:: PROBLEM ::
Select the lines of the records containing the word "content" and list them.

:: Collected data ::
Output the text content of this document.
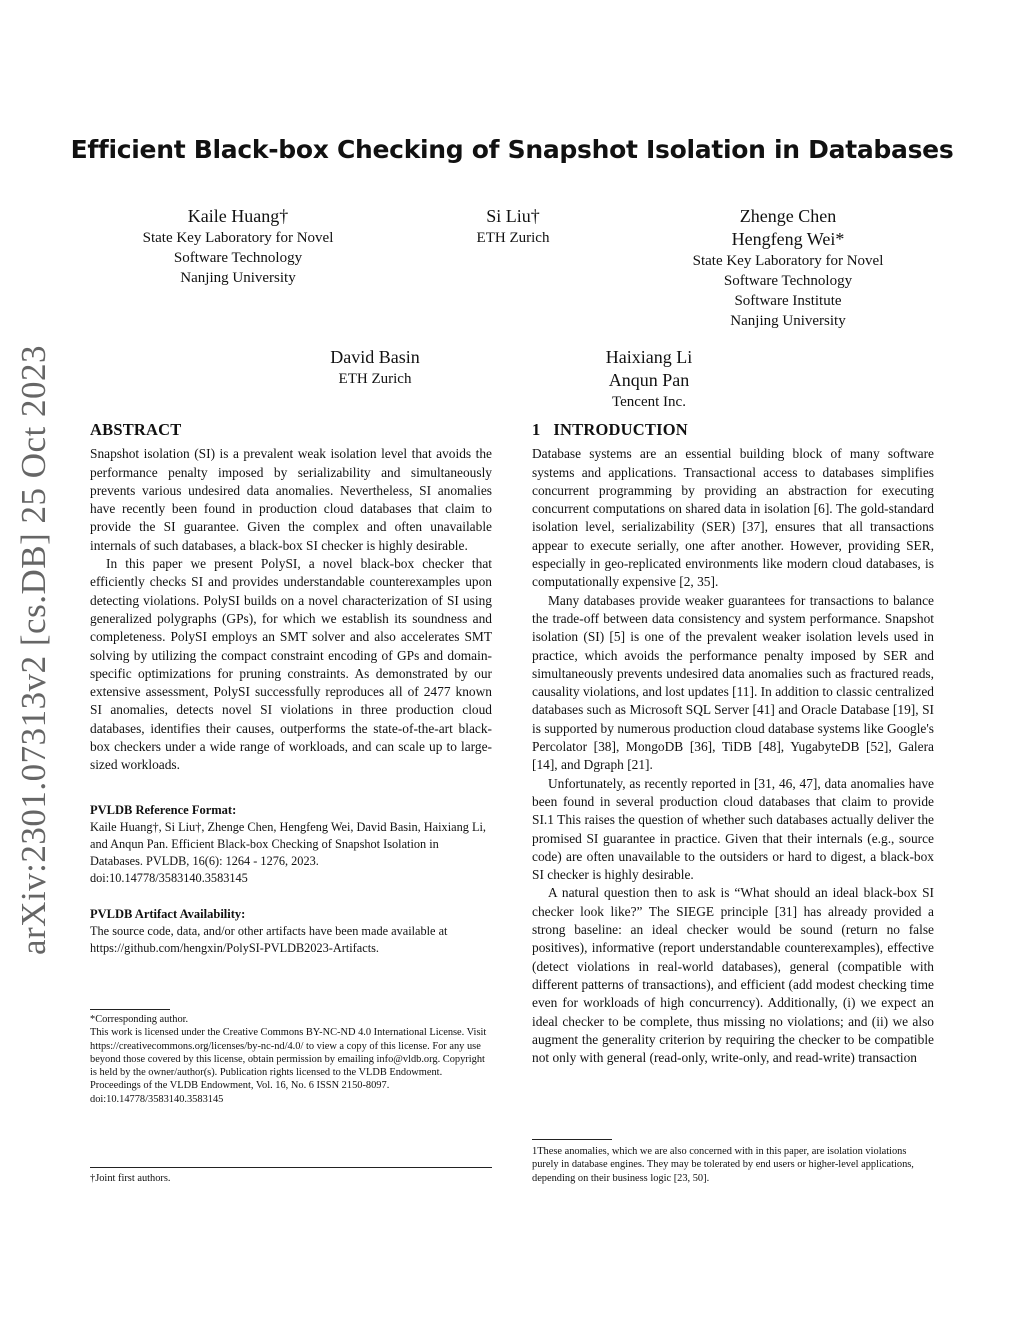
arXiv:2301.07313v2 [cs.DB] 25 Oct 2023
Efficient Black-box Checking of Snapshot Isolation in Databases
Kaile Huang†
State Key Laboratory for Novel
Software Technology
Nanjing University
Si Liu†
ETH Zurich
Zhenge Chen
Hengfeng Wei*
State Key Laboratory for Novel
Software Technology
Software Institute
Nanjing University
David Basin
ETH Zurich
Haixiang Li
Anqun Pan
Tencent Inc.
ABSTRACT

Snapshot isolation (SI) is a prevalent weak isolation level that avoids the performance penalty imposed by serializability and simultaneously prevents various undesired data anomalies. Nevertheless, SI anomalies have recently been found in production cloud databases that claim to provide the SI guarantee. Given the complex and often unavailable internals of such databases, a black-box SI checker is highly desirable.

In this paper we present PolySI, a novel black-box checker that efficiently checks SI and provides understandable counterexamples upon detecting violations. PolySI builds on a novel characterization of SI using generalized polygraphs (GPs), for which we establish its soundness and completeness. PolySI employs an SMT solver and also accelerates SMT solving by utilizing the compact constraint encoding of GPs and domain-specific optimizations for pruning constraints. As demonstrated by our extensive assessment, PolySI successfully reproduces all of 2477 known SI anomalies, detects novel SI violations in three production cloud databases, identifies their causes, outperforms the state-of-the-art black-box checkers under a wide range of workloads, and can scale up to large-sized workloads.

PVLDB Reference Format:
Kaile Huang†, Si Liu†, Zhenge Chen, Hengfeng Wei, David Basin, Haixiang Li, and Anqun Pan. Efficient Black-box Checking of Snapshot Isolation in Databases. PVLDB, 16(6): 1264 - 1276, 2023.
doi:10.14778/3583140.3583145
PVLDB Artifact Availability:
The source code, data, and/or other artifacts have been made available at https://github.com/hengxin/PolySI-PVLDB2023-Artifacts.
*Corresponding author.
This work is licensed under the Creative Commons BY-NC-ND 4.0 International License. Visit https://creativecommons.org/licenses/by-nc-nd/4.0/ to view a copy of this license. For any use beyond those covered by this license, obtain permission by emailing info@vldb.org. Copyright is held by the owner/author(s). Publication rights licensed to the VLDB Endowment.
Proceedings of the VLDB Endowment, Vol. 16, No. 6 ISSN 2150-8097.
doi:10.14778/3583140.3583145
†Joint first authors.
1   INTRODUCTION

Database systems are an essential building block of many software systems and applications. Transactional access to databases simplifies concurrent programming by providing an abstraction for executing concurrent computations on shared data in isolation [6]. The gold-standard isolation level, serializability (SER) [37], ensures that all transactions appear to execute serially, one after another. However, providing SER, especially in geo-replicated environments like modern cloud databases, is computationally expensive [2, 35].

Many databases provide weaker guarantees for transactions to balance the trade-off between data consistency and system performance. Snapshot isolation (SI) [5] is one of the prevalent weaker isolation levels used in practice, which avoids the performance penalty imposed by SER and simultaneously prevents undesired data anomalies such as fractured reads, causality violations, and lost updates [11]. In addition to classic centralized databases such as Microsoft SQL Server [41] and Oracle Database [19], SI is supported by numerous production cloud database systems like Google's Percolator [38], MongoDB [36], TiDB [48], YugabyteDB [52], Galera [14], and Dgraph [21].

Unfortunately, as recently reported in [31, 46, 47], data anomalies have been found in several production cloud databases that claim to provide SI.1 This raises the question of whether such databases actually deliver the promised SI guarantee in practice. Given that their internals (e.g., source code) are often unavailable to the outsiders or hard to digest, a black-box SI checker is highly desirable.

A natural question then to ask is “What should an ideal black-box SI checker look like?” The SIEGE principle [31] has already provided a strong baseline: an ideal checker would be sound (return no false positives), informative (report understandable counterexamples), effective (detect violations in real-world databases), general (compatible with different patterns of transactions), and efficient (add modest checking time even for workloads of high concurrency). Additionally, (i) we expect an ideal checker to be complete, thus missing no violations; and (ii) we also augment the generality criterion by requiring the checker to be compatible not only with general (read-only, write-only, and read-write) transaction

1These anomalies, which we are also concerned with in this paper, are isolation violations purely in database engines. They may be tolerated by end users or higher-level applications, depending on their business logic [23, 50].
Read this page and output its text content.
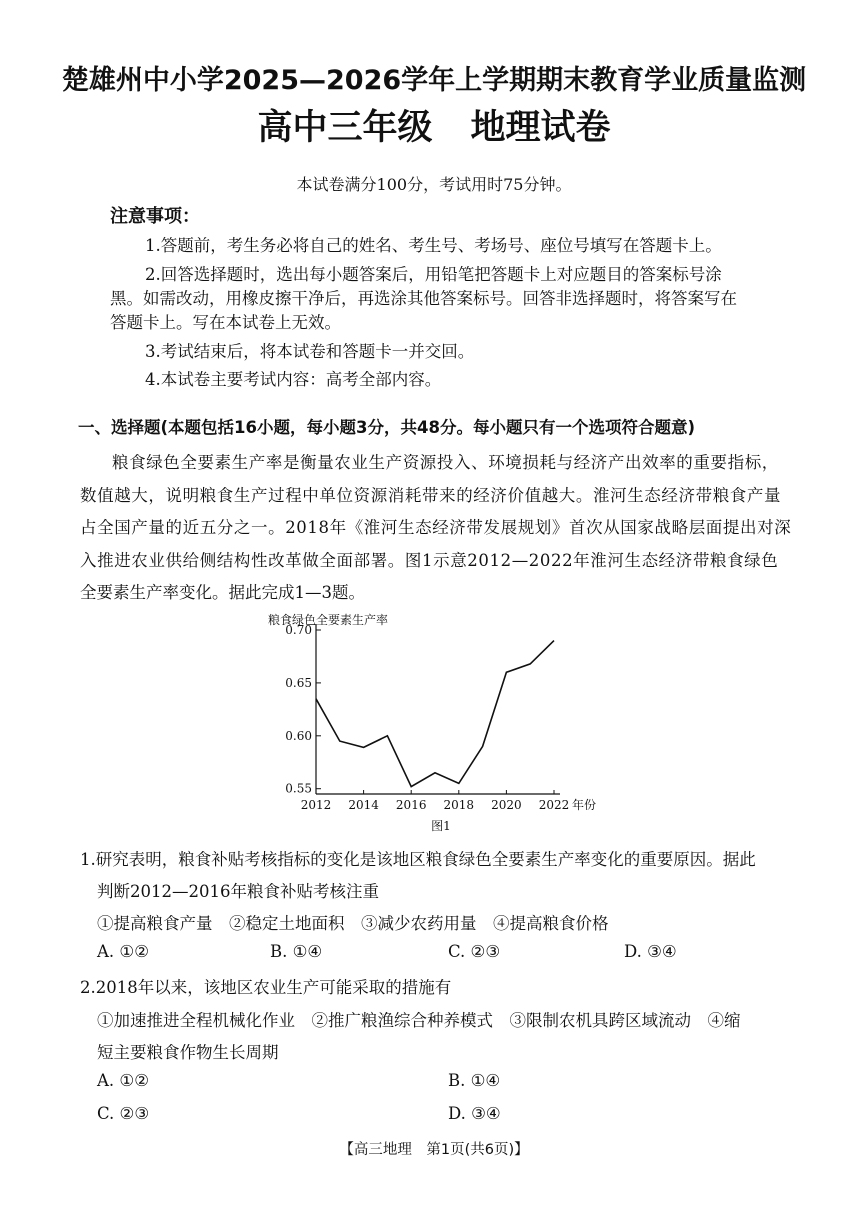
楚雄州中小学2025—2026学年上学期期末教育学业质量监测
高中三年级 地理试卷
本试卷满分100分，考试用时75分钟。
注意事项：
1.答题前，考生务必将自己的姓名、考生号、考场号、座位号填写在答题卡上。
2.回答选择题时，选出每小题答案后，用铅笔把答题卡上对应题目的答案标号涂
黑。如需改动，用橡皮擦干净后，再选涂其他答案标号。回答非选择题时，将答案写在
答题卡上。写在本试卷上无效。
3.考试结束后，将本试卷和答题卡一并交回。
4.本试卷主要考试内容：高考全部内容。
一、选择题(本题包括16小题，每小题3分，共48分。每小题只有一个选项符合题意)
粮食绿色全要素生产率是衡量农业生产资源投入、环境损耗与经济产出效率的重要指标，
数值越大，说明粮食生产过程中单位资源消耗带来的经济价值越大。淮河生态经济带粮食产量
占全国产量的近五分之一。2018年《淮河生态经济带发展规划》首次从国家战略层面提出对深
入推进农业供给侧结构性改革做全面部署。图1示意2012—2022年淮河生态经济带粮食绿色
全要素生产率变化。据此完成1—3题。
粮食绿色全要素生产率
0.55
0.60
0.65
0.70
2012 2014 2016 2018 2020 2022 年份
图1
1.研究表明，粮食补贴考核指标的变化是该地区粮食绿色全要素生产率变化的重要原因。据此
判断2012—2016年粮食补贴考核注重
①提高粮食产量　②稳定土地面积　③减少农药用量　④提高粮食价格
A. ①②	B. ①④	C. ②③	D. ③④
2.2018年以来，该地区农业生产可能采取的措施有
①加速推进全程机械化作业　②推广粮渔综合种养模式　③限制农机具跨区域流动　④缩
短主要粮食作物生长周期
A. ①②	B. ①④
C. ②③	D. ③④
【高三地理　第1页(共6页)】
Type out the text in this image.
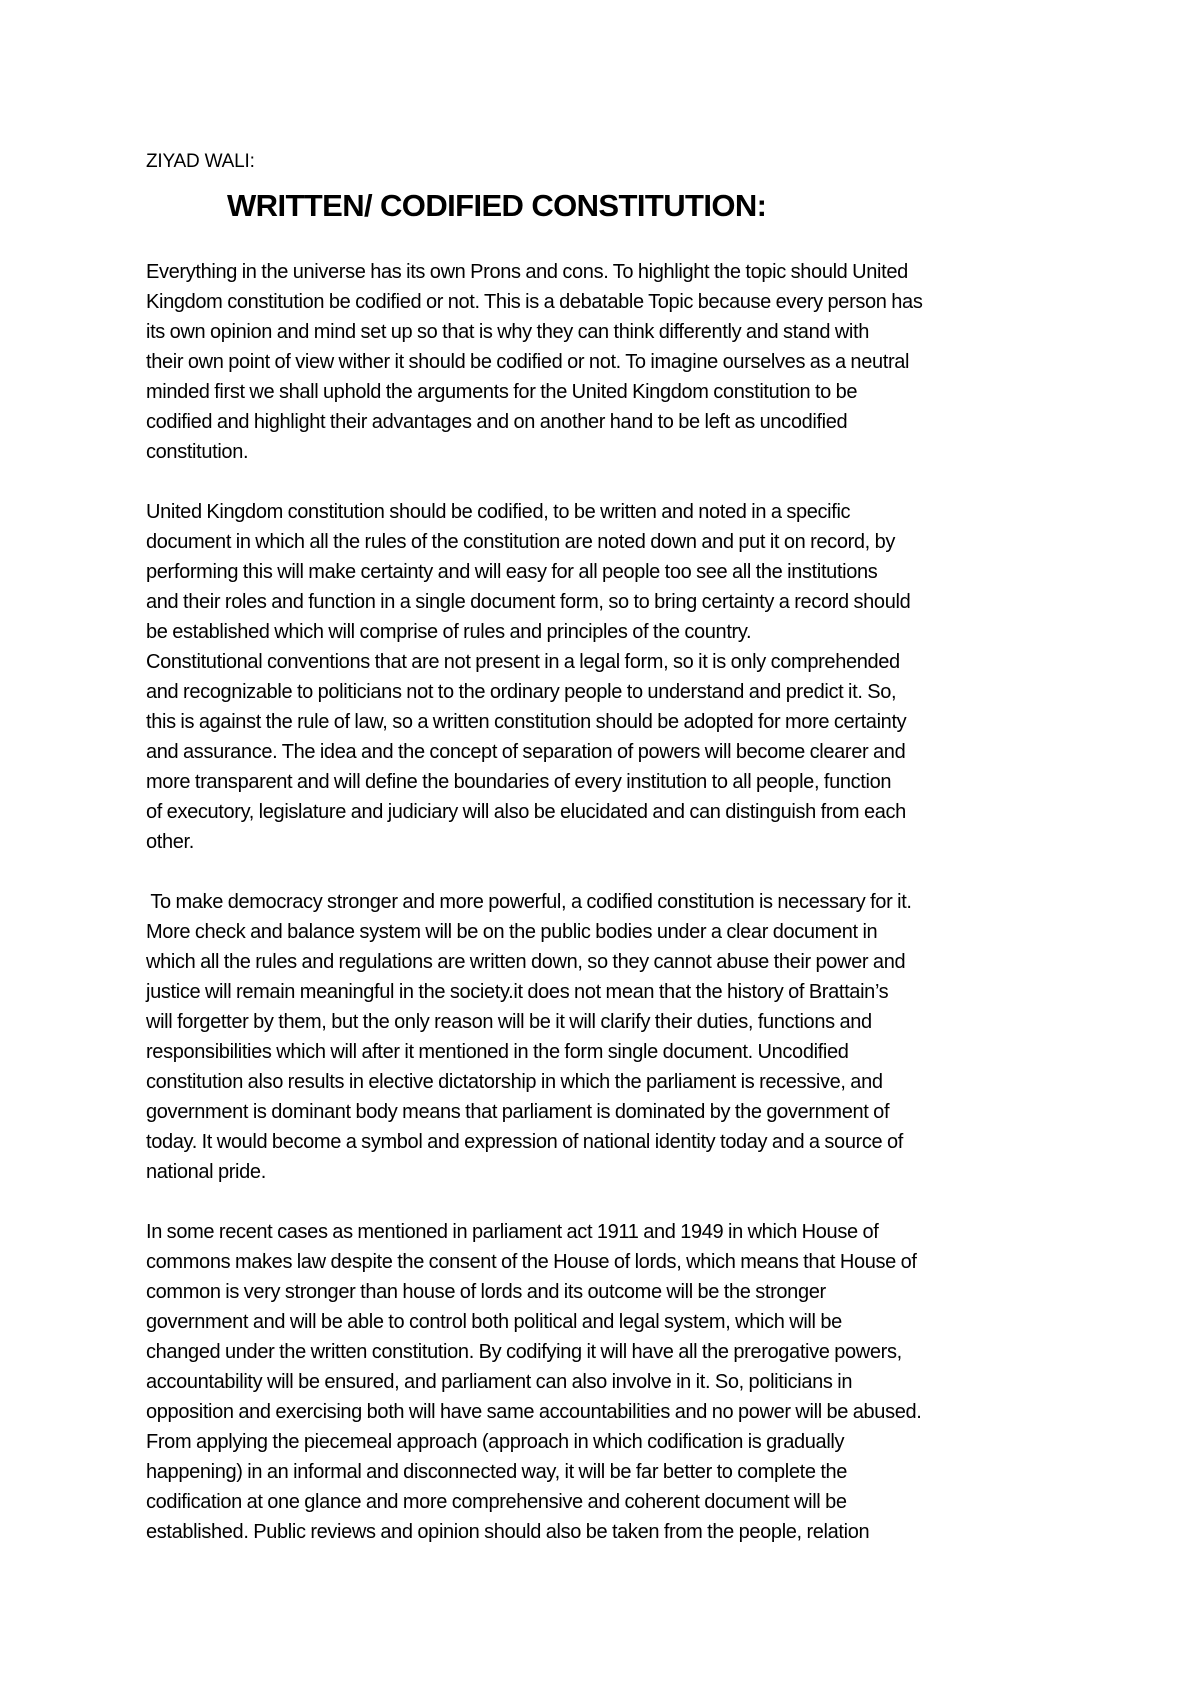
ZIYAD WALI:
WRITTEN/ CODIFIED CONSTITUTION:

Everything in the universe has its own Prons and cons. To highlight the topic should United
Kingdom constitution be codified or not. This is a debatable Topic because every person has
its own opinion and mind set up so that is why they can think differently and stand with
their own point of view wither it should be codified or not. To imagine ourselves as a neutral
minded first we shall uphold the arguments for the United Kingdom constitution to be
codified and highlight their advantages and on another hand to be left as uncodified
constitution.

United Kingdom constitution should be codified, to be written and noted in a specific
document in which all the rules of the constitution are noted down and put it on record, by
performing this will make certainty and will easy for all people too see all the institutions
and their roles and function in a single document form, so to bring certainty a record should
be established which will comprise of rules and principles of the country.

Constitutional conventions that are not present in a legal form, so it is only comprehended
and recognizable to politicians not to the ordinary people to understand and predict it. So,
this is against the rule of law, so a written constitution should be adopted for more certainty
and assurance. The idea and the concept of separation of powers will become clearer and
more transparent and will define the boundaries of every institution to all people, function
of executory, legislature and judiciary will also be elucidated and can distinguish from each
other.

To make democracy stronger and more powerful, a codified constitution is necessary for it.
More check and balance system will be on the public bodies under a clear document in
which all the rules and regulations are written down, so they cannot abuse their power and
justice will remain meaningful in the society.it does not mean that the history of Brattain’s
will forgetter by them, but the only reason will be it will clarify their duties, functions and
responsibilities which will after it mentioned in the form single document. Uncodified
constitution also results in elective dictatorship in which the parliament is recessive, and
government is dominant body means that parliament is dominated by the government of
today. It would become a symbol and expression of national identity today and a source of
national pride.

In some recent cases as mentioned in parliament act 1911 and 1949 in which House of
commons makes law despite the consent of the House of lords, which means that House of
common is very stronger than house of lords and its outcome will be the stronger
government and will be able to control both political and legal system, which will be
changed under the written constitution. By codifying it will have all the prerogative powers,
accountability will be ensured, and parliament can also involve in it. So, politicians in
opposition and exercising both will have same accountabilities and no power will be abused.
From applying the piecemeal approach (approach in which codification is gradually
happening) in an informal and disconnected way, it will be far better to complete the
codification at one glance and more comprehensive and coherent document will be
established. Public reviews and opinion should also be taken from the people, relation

:: FULL RESPONSE ::
Output the text content of this document.
Read this page and output its text content.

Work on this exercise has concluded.